## Problem statement
Please repeat the records below word for word, omitting the pictures from your answer.
── Information given
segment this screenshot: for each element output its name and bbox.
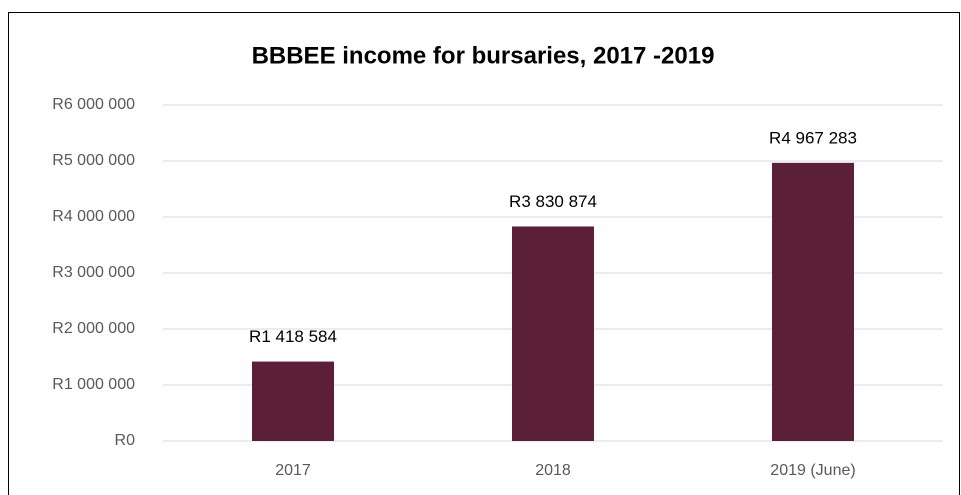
y-tick-label: R0 [115,432,136,449]
bar [512,226,594,441]
y-tick-label: R5 000 000 [52,152,135,169]
y-tick-label: R3 000 000 [52,264,135,281]
y-tick-label: R6 000 000 [52,96,135,113]
bar [772,162,854,441]
data-label: R3 830 874 [509,192,597,211]
chart-title: BBBEE income for bursaries, 2017 -2019 [252,42,715,69]
x-tick-label: 2017 [275,462,311,479]
y-tick-label: R2 000 000 [52,320,135,337]
x-tick-label: 2019 (June) [770,462,855,479]
bar [252,361,334,441]
y-tick-label: R1 000 000 [52,376,135,393]
y-tick-label: R4 000 000 [52,208,135,225]
x-tick-label: 2018 [535,462,571,479]
data-label: R1 418 584 [249,327,337,346]
data-label: R4 967 283 [769,128,857,147]
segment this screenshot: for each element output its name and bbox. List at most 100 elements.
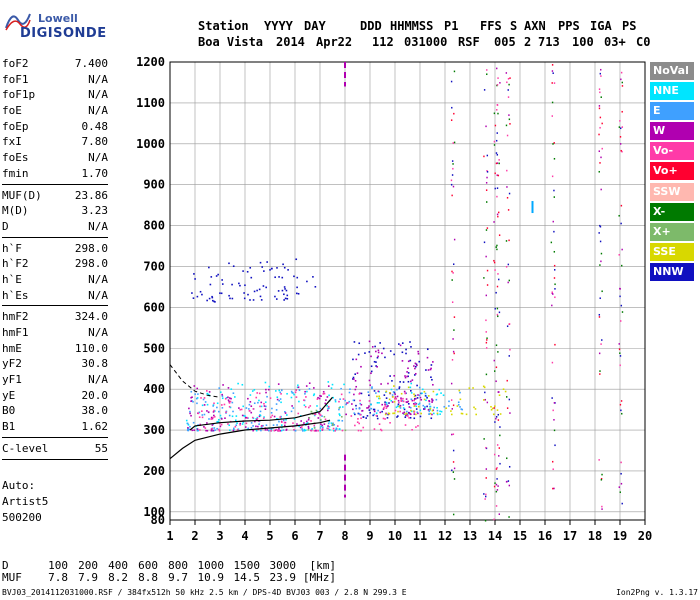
- echo-point: [189, 412, 191, 415]
- echo-point: [385, 397, 388, 399]
- noise-point: [621, 311, 624, 313]
- echo-point: [303, 428, 306, 431]
- echo-point: [229, 297, 231, 300]
- echo-point: [498, 394, 501, 397]
- parameter-row: h`Es N/A: [2, 288, 108, 304]
- echo-point: [204, 401, 207, 403]
- echo-point: [416, 364, 418, 367]
- noise-point: [486, 176, 488, 179]
- parameter-row: hmF2 324.0: [2, 309, 108, 325]
- noise-point: [450, 382, 453, 385]
- echo-point: [306, 390, 308, 393]
- noise-point: [508, 516, 510, 518]
- echo-point: [313, 430, 316, 432]
- echo-point: [502, 388, 505, 390]
- echo-point: [398, 401, 400, 404]
- noise-point: [493, 144, 496, 146]
- noise-point: [485, 125, 487, 128]
- echo-point: [362, 416, 365, 418]
- header-value: 112: [372, 35, 394, 49]
- echo-point: [242, 270, 244, 272]
- noise-point: [450, 183, 453, 186]
- echo-point: [394, 409, 397, 412]
- echo-point: [391, 380, 393, 382]
- echo-point: [378, 395, 380, 398]
- echo-point: [430, 367, 432, 370]
- distance-value: 800: [168, 559, 188, 572]
- echo-point: [231, 401, 234, 404]
- y-tick-label: 300: [143, 423, 165, 437]
- echo-point: [258, 420, 261, 423]
- echo-point: [280, 393, 282, 395]
- noise-point: [452, 163, 454, 165]
- echo-point: [206, 299, 208, 302]
- echo-point: [334, 400, 337, 403]
- echo-point: [328, 407, 330, 410]
- echo-point: [402, 404, 405, 406]
- echo-point: [327, 405, 330, 408]
- echo-point: [285, 289, 288, 292]
- noise-point: [484, 519, 487, 522]
- echo-point: [273, 429, 276, 432]
- noise-point: [495, 344, 498, 347]
- echo-point: [322, 390, 325, 393]
- echo-point: [356, 421, 359, 424]
- noise-point: [601, 122, 603, 125]
- echo-point: [423, 390, 426, 393]
- echo-point: [393, 385, 395, 387]
- echo-point: [208, 418, 210, 420]
- header-values-row: Boa Vista 2014 Apr22 112 031000 RSF 005 …: [198, 34, 656, 50]
- echo-point: [368, 405, 370, 407]
- echo-point: [417, 412, 419, 415]
- parameter-row: fmin 1.70: [2, 166, 108, 182]
- noise-point: [452, 272, 454, 274]
- noise-point: [618, 253, 620, 256]
- echo-point: [280, 429, 283, 432]
- echo-point: [424, 395, 427, 397]
- echo-point: [353, 378, 355, 380]
- echo-point: [406, 410, 408, 413]
- noise-point: [620, 149, 622, 152]
- distance-value: 1000: [197, 559, 225, 572]
- noise-point: [506, 169, 508, 172]
- noise-point: [496, 109, 498, 111]
- noise-point: [551, 82, 553, 84]
- echo-point: [293, 428, 295, 431]
- noise-point: [483, 89, 486, 91]
- echo-point: [393, 353, 395, 356]
- echo-point: [417, 352, 420, 355]
- echo-point: [436, 413, 439, 416]
- echo-point: [475, 413, 478, 416]
- parameter-name: foEs: [2, 151, 29, 165]
- echo-point: [270, 411, 273, 414]
- x-trace-curve: [169, 364, 221, 398]
- echo-point: [212, 404, 215, 406]
- echo-point: [202, 398, 205, 401]
- echo-point: [315, 409, 318, 412]
- echo-point: [415, 426, 417, 428]
- noise-point: [496, 248, 498, 251]
- echo-point: [228, 397, 231, 399]
- noise-point: [499, 434, 501, 437]
- echo-point: [321, 429, 324, 431]
- echo-point: [304, 393, 306, 395]
- echo-point: [358, 413, 361, 415]
- echo-point: [370, 403, 372, 406]
- noise-point: [618, 343, 620, 345]
- echo-point: [194, 278, 196, 280]
- echo-point: [392, 391, 395, 393]
- echo-point: [334, 429, 336, 432]
- echo-point: [190, 400, 192, 403]
- parameter-name: hmE: [2, 341, 22, 355]
- echo-point: [307, 425, 310, 428]
- noise-point: [496, 67, 498, 70]
- echo-point: [283, 293, 285, 296]
- echo-point: [220, 423, 223, 426]
- echo-point: [298, 389, 301, 392]
- echo-point: [218, 410, 220, 413]
- parameter-row: yE 20.0: [2, 388, 108, 404]
- header-value: Boa Vista: [198, 35, 264, 49]
- noise-point: [497, 215, 499, 218]
- noise-point: [497, 351, 499, 353]
- echo-point: [391, 394, 394, 396]
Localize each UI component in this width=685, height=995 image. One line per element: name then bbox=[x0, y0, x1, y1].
────
## Reply
segment this screenshot: for each element output its name and bbox.
y-tick-label: R0 [115,432,136,449]
bar [512,226,594,441]
y-tick-label: R5 000 000 [52,152,135,169]
y-tick-label: R3 000 000 [52,264,135,281]
y-tick-label: R6 000 000 [52,96,135,113]
bar [772,162,854,441]
data-label: R3 830 874 [509,192,597,211]
chart-title: BBBEE income for bursaries, 2017 -2019 [252,42,715,69]
x-tick-label: 2017 [275,462,311,479]
y-tick-label: R2 000 000 [52,320,135,337]
x-tick-label: 2019 (June) [770,462,855,479]
bar [252,361,334,441]
y-tick-label: R1 000 000 [52,376,135,393]
y-tick-label: R4 000 000 [52,208,135,225]
x-tick-label: 2018 [535,462,571,479]
data-label: R1 418 584 [249,327,337,346]
data-label: R4 967 283 [769,128,857,147]
segment this screenshot: for each element output its name and bbox. List at most 100 elements.
- echo-point: [189, 412, 191, 415]
- echo-point: [385, 397, 388, 399]
- noise-point: [621, 311, 624, 313]
- echo-point: [303, 428, 306, 431]
- echo-point: [229, 297, 231, 300]
- echo-point: [498, 394, 501, 397]
- parameter-row: h`Es N/A: [2, 288, 108, 304]
- echo-point: [204, 401, 207, 403]
- echo-point: [416, 364, 418, 367]
- noise-point: [486, 176, 488, 179]
- parameter-row: hmF2 324.0: [2, 309, 108, 325]
- noise-point: [450, 382, 453, 385]
- echo-point: [306, 390, 308, 393]
- noise-point: [508, 516, 510, 518]
- echo-point: [313, 430, 316, 432]
- echo-point: [502, 388, 505, 390]
- echo-point: [398, 401, 400, 404]
- noise-point: [493, 144, 496, 146]
- noise-point: [485, 125, 487, 128]
- echo-point: [362, 416, 365, 418]
- header-value: 112: [372, 35, 394, 49]
- echo-point: [242, 270, 244, 272]
- noise-point: [450, 183, 453, 186]
- echo-point: [394, 409, 397, 412]
- echo-point: [391, 380, 393, 382]
- echo-point: [378, 395, 380, 398]
- echo-point: [430, 367, 432, 370]
- distance-value: 800: [168, 559, 188, 572]
- echo-point: [231, 401, 234, 404]
- y-tick-label: 300: [143, 423, 165, 437]
- echo-point: [258, 420, 261, 423]
- echo-point: [280, 393, 282, 395]
- noise-point: [452, 163, 454, 165]
- echo-point: [206, 299, 208, 302]
- echo-point: [334, 400, 337, 403]
- echo-point: [328, 407, 330, 410]
- echo-point: [402, 404, 405, 406]
- echo-point: [327, 405, 330, 408]
- echo-point: [285, 289, 288, 292]
- noise-point: [484, 519, 487, 522]
- echo-point: [273, 429, 276, 432]
- noise-point: [495, 344, 498, 347]
- echo-point: [322, 390, 325, 393]
- echo-point: [356, 421, 359, 424]
- noise-point: [601, 122, 603, 125]
- echo-point: [423, 390, 426, 393]
- echo-point: [393, 385, 395, 387]
- echo-point: [208, 418, 210, 420]
- header-values-row: Boa Vista 2014 Apr22 112 031000 RSF 005 …: [198, 34, 656, 50]
- echo-point: [368, 405, 370, 407]
- echo-point: [417, 412, 419, 415]
- parameter-row: fmin 1.70: [2, 166, 108, 182]
- noise-point: [452, 272, 454, 274]
- noise-point: [618, 253, 620, 256]
- echo-point: [280, 429, 283, 432]
- echo-point: [424, 395, 427, 397]
- echo-point: [353, 378, 355, 380]
- echo-point: [406, 410, 408, 413]
- noise-point: [620, 149, 622, 152]
- distance-value: 1000: [197, 559, 225, 572]
- noise-point: [506, 169, 508, 172]
- noise-point: [496, 109, 498, 111]
- noise-point: [551, 82, 553, 84]
- echo-point: [293, 428, 295, 431]
- noise-point: [483, 89, 486, 91]
- echo-point: [393, 353, 395, 356]
- echo-point: [417, 352, 420, 355]
- echo-point: [436, 413, 439, 416]
- echo-point: [475, 413, 478, 416]
- parameter-name: foEs: [2, 151, 29, 165]
- echo-point: [270, 411, 273, 414]
- x-trace-curve: [169, 364, 221, 398]
- echo-point: [212, 404, 215, 406]
- echo-point: [202, 398, 205, 401]
- echo-point: [315, 409, 318, 412]
- echo-point: [415, 426, 417, 428]
- noise-point: [496, 248, 498, 251]
- echo-point: [228, 397, 231, 399]
- noise-point: [499, 434, 501, 437]
- echo-point: [321, 429, 324, 431]
- echo-point: [304, 393, 306, 395]
- echo-point: [358, 413, 361, 415]
- echo-point: [370, 403, 372, 406]
- noise-point: [618, 343, 620, 345]
- echo-point: [194, 278, 196, 280]
- echo-point: [392, 391, 395, 393]
- echo-point: [334, 429, 336, 432]
- echo-point: [190, 400, 192, 403]
- parameter-name: hmE: [2, 341, 22, 355]
- echo-point: [307, 425, 310, 428]
- noise-point: [496, 67, 498, 70]
- echo-point: [283, 293, 285, 296]
- echo-point: [220, 423, 223, 426]
- echo-point: [298, 389, 301, 392]
- echo-point: [218, 410, 220, 413]
- parameter-row: yE 20.0: [2, 388, 108, 404]
- header-value: Boa Vista: [198, 35, 264, 49]
- noise-point: [497, 215, 499, 218]
- noise-point: [497, 351, 499, 353]
- echo-point: [391, 394, 394, 396]
Localize each UI component in this width=685, height=995 image. One line per element: name then bbox=[x0, y0, x1, y1].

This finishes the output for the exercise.